═════ Entries ═════

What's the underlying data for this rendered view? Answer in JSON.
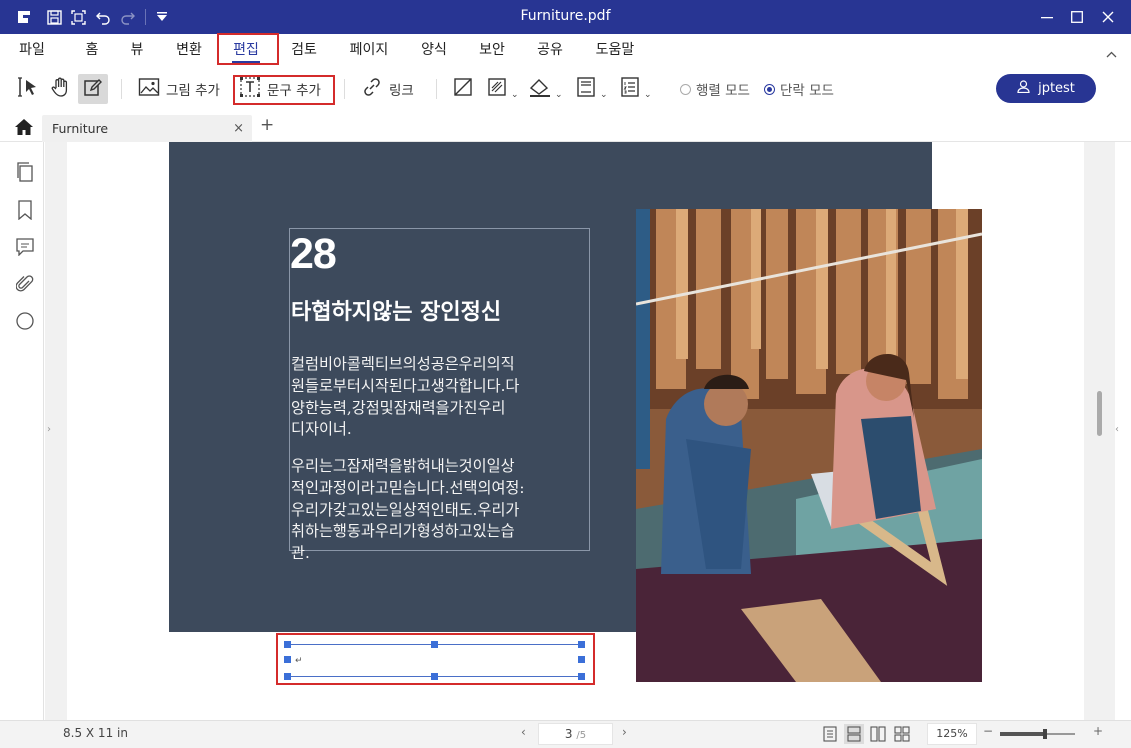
{
  "window": {
    "title": "Furniture.pdf"
  },
  "menu": {
    "items": [
      {
        "label": "파일"
      },
      {
        "label": "홈"
      },
      {
        "label": "뷰"
      },
      {
        "label": "변환"
      },
      {
        "label": "편집"
      },
      {
        "label": "검토"
      },
      {
        "label": "페이지"
      },
      {
        "label": "양식"
      },
      {
        "label": "보안"
      },
      {
        "label": "공유"
      },
      {
        "label": "도움말"
      }
    ],
    "active": "편집"
  },
  "toolbar": {
    "add_image": "그림 추가",
    "add_text": "문구 추가",
    "link": "링크",
    "line_mode": "행렬 모드",
    "paragraph_mode": "단락 모드",
    "selected_mode": "단락 모드"
  },
  "user": {
    "name": "jptest"
  },
  "tabs": [
    {
      "label": "Furniture"
    }
  ],
  "document": {
    "number": "28",
    "heading": "타협하지않는 장인정신",
    "para1_lines": [
      "컬럼비아콜렉티브의성공은우리의직",
      "원들로부터시작된다고생각합니다.다",
      "양한능력,강점및잠재력을가진우리",
      "디자이너."
    ],
    "para2_lines": [
      "우리는그잠재력을밝혀내는것이일상",
      "적인과정이라고믿습니다.선택의여정:",
      "우리가갖고있는일상적인태도.우리가",
      "취하는행동과우리가형성하고있는습",
      "관."
    ],
    "newline_mark": "↵"
  },
  "status": {
    "page_size": "8.5 X 11 in",
    "current_page": "3",
    "total_pages": "/5",
    "zoom": "125%",
    "zoom_fraction": 0.6
  },
  "colors": {
    "brand": "#283593",
    "highlight_box": "#d42b2b",
    "panel": "#3d4a5c",
    "handle": "#3b6fd8"
  }
}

═════

What the task asks: Read the lines above. Gather those in which the string "Furniture" is found.

Solution for this problem:
    "title": "Furniture.pdf"
      "label": "Furniture"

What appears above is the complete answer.